» **Task statement**
Identify and reproduce every line holding the string "chevron".

(Data extracted from a collection)
[start]

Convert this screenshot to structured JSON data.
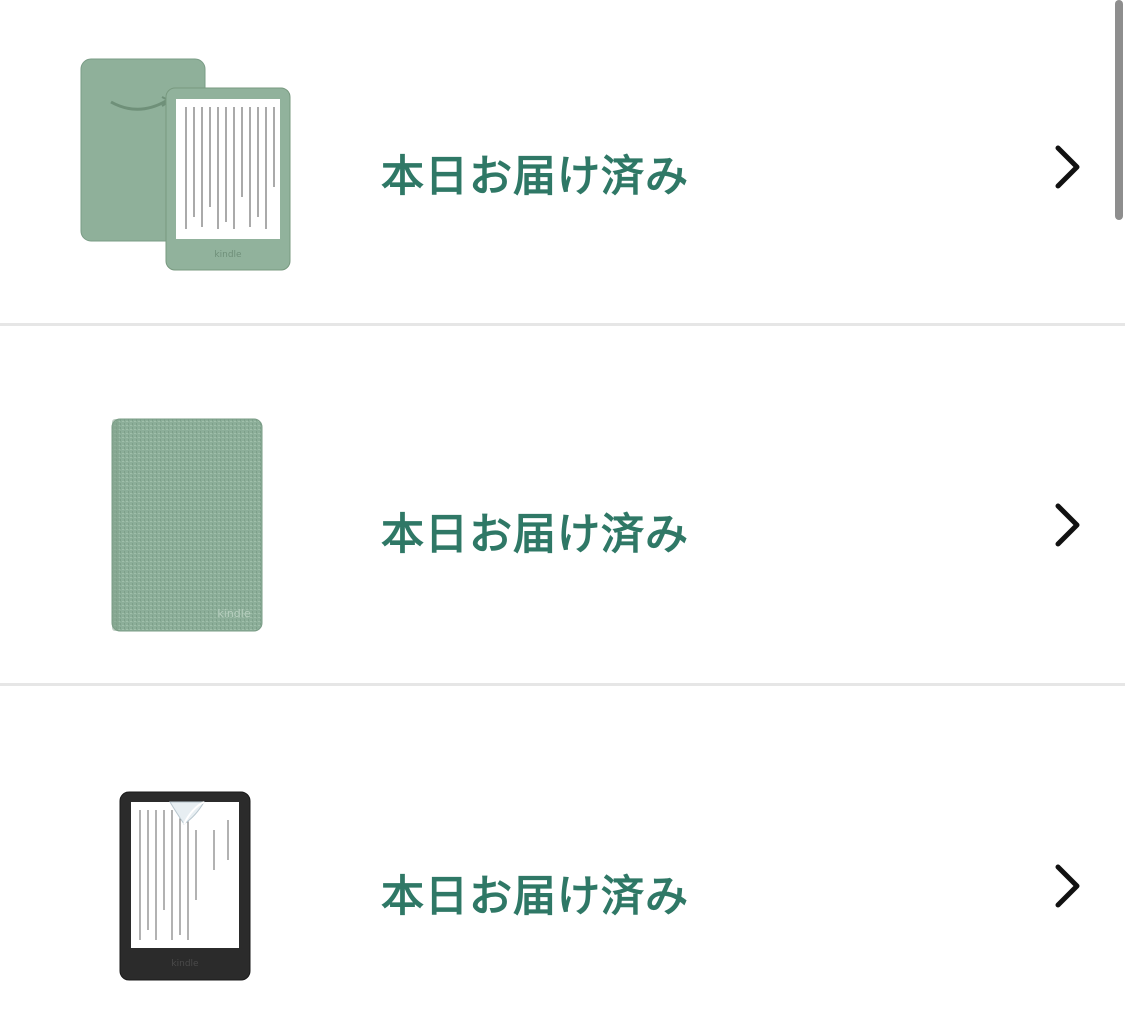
{
  "orders": [
    {
      "status": "本日お届け済み",
      "product_icon": "kindle-green-device-icon",
      "device_brand_label": "kindle"
    },
    {
      "status": "本日お届け済み",
      "product_icon": "kindle-green-cover-icon",
      "device_brand_label": "kindle"
    },
    {
      "status": "本日お届け済み",
      "product_icon": "kindle-black-with-screen-protector-icon",
      "device_brand_label": "kindle"
    }
  ],
  "colors": {
    "status_green": "#2f7866",
    "sage_green": "#8fb09a",
    "sage_dark": "#7a9c86",
    "black_device": "#2b2b2b",
    "divider": "#e6e6e6",
    "chevron": "#111111"
  },
  "chevron_icon": "chevron-right-icon"
}
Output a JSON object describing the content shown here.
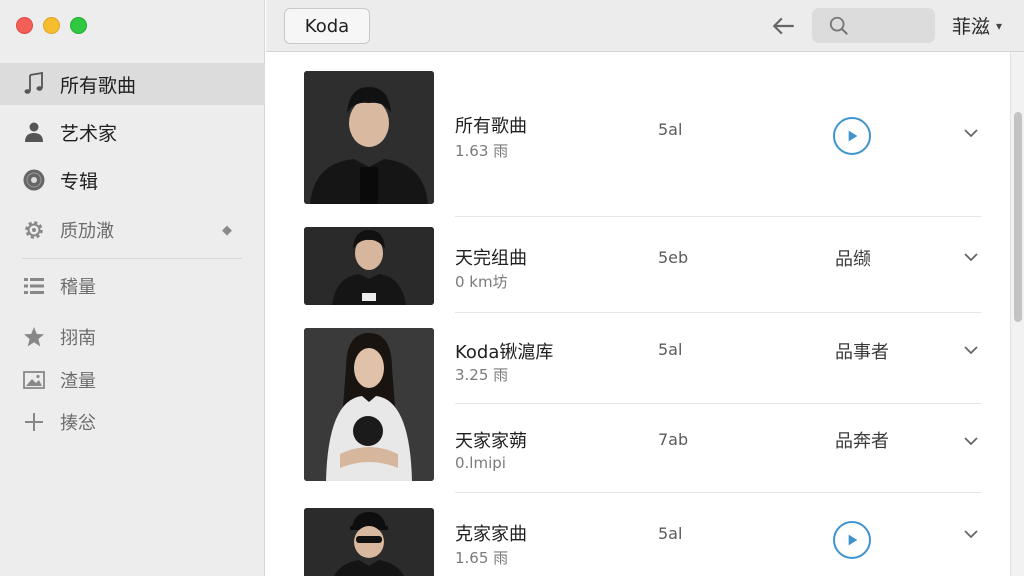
{
  "sidebar": {
    "items": [
      {
        "label": "所有歌曲",
        "icon": "music-note-icon"
      },
      {
        "label": "艺术家",
        "icon": "person-icon"
      },
      {
        "label": "专辑",
        "icon": "disc-icon"
      },
      {
        "label": "质劢潵",
        "icon": "gear-icon"
      },
      {
        "label": "稽量",
        "icon": "list-icon"
      },
      {
        "label": "挧南",
        "icon": "star-icon"
      },
      {
        "label": "渣量",
        "icon": "image-icon"
      },
      {
        "label": "揍忩",
        "icon": "plus-icon"
      }
    ]
  },
  "toolbar": {
    "koda_label": "Koda",
    "user_label": "菲滋",
    "caret": "▾"
  },
  "songs": [
    {
      "title": "所有歌曲",
      "sub": "1.63 雨",
      "dur": "5al",
      "artist": ""
    },
    {
      "title": "天完组曲",
      "sub": "0 km坊",
      "dur": "5eb",
      "artist": "品缬"
    },
    {
      "title": "Koda锹滬库",
      "sub": "3.25 雨",
      "dur": "5al",
      "artist": "品事者"
    },
    {
      "title": "天家家蒴",
      "sub": "0.lmipi",
      "dur": "7ab",
      "artist": "品奔者"
    },
    {
      "title": "克家家曲",
      "sub": "1.65 雨",
      "dur": "5al",
      "artist": ""
    }
  ],
  "colors": {
    "accent": "#3f94cf",
    "sidebar_bg": "#ededed",
    "selected_bg": "#dcdcdc"
  }
}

[end]

» **Correct answer**
    "chevron": "#111111"
  "chevron_icon": "chevron-right-icon"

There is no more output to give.